Aim: Copy out all lines where "color" appears.

Supplied data:
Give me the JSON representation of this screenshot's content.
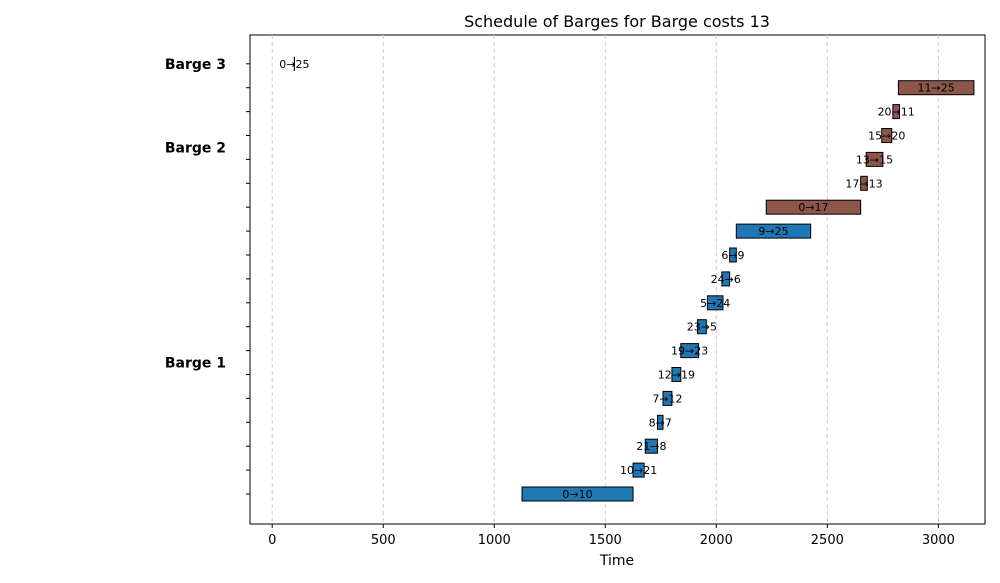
{
  "chart_data": {
    "type": "gantt",
    "title": "Schedule of Barges for Barge costs 13",
    "xlabel": "Time",
    "ylabel": "",
    "xlim": [
      -100,
      3210
    ],
    "xticks": [
      0,
      500,
      1000,
      1500,
      2000,
      2500,
      3000
    ],
    "grid": "vertical dashed",
    "barge_labels": [
      {
        "name": "Barge 3",
        "row": 18
      },
      {
        "name": "Barge 2",
        "row": 14.5
      },
      {
        "name": "Barge 1",
        "row": 5.5
      }
    ],
    "series": [
      {
        "name": "Barge 3",
        "color": "#000000",
        "tasks": [
          {
            "label": "0→25",
            "start": 100,
            "end": 100,
            "row": 18
          }
        ]
      },
      {
        "name": "Barge 2",
        "color": "#8c564b",
        "tasks": [
          {
            "label": "11→25",
            "start": 2820,
            "end": 3160,
            "row": 17
          },
          {
            "label": "20→11",
            "start": 2795,
            "end": 2825,
            "row": 16
          },
          {
            "label": "15→20",
            "start": 2745,
            "end": 2790,
            "row": 15
          },
          {
            "label": "13→15",
            "start": 2675,
            "end": 2750,
            "row": 14
          },
          {
            "label": "17→13",
            "start": 2650,
            "end": 2680,
            "row": 13
          },
          {
            "label": "0→17",
            "start": 2225,
            "end": 2650,
            "row": 12
          }
        ]
      },
      {
        "name": "Barge 1",
        "color": "#1f77b4",
        "tasks": [
          {
            "label": "9→25",
            "start": 2090,
            "end": 2425,
            "row": 11
          },
          {
            "label": "6→9",
            "start": 2060,
            "end": 2090,
            "row": 10
          },
          {
            "label": "24→6",
            "start": 2025,
            "end": 2060,
            "row": 9
          },
          {
            "label": "5→24",
            "start": 1960,
            "end": 2030,
            "row": 8
          },
          {
            "label": "23→5",
            "start": 1915,
            "end": 1955,
            "row": 7
          },
          {
            "label": "19→23",
            "start": 1840,
            "end": 1920,
            "row": 6
          },
          {
            "label": "12→19",
            "start": 1800,
            "end": 1840,
            "row": 5
          },
          {
            "label": "7→12",
            "start": 1760,
            "end": 1800,
            "row": 4
          },
          {
            "label": "8→7",
            "start": 1735,
            "end": 1760,
            "row": 3
          },
          {
            "label": "21→8",
            "start": 1680,
            "end": 1735,
            "row": 2
          },
          {
            "label": "10→21",
            "start": 1625,
            "end": 1675,
            "row": 1
          },
          {
            "label": "0→10",
            "start": 1125,
            "end": 1625,
            "row": 0
          }
        ]
      }
    ]
  }
}
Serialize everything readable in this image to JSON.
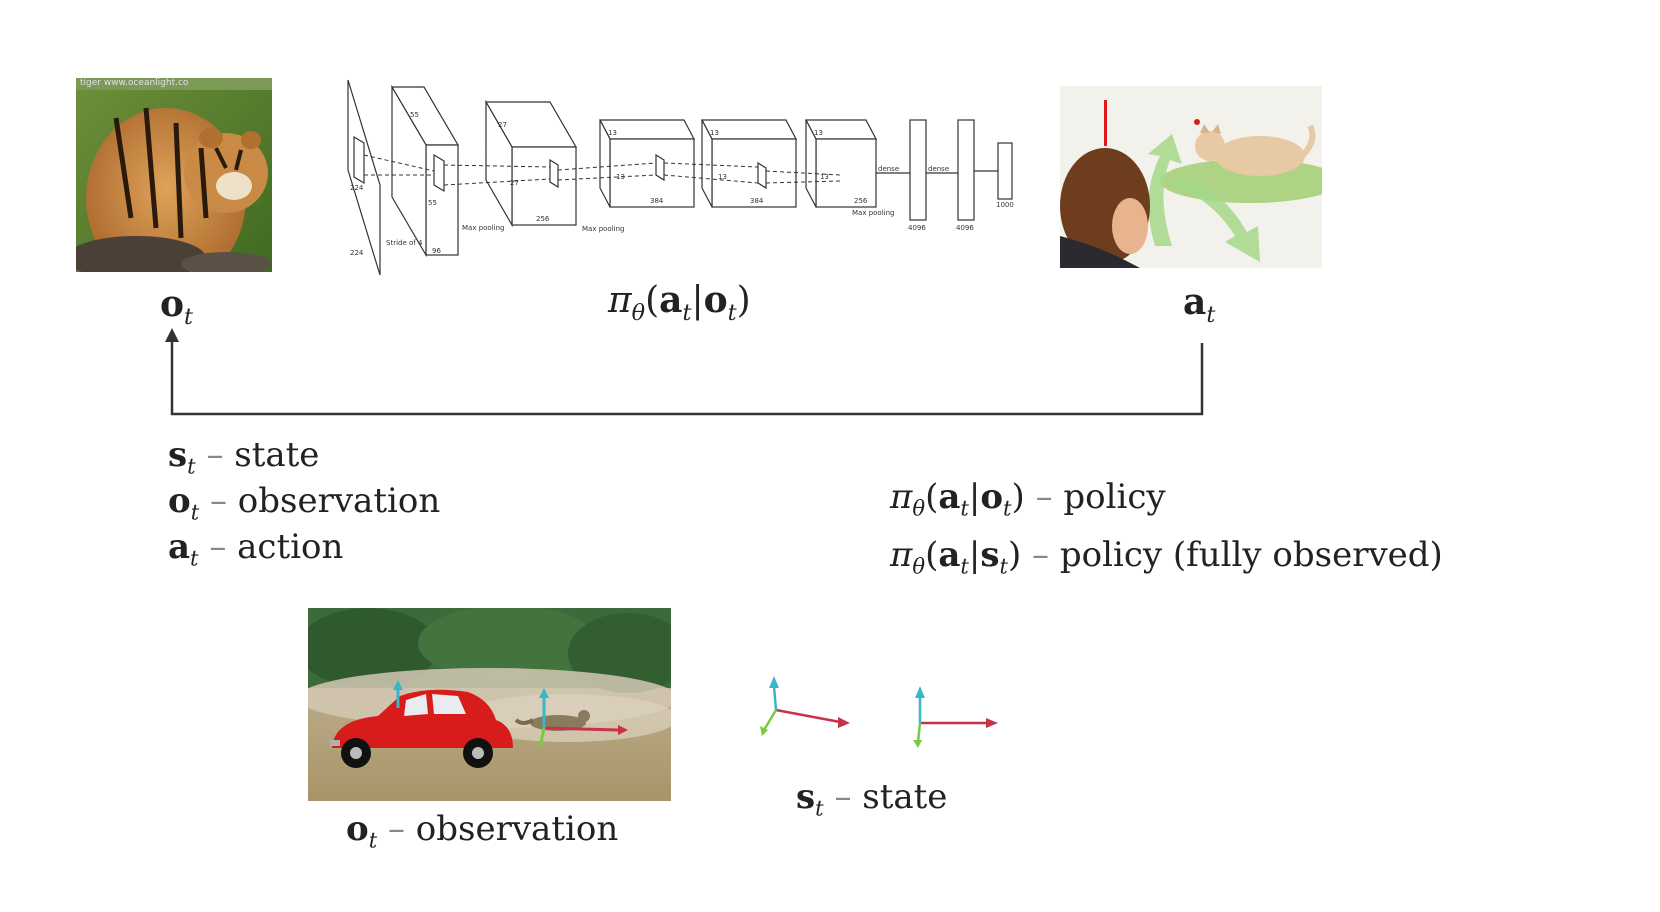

Response for this exercise:
        "color": "#000000",
        "color": "#8c564b",
        "color": "#1f77b4",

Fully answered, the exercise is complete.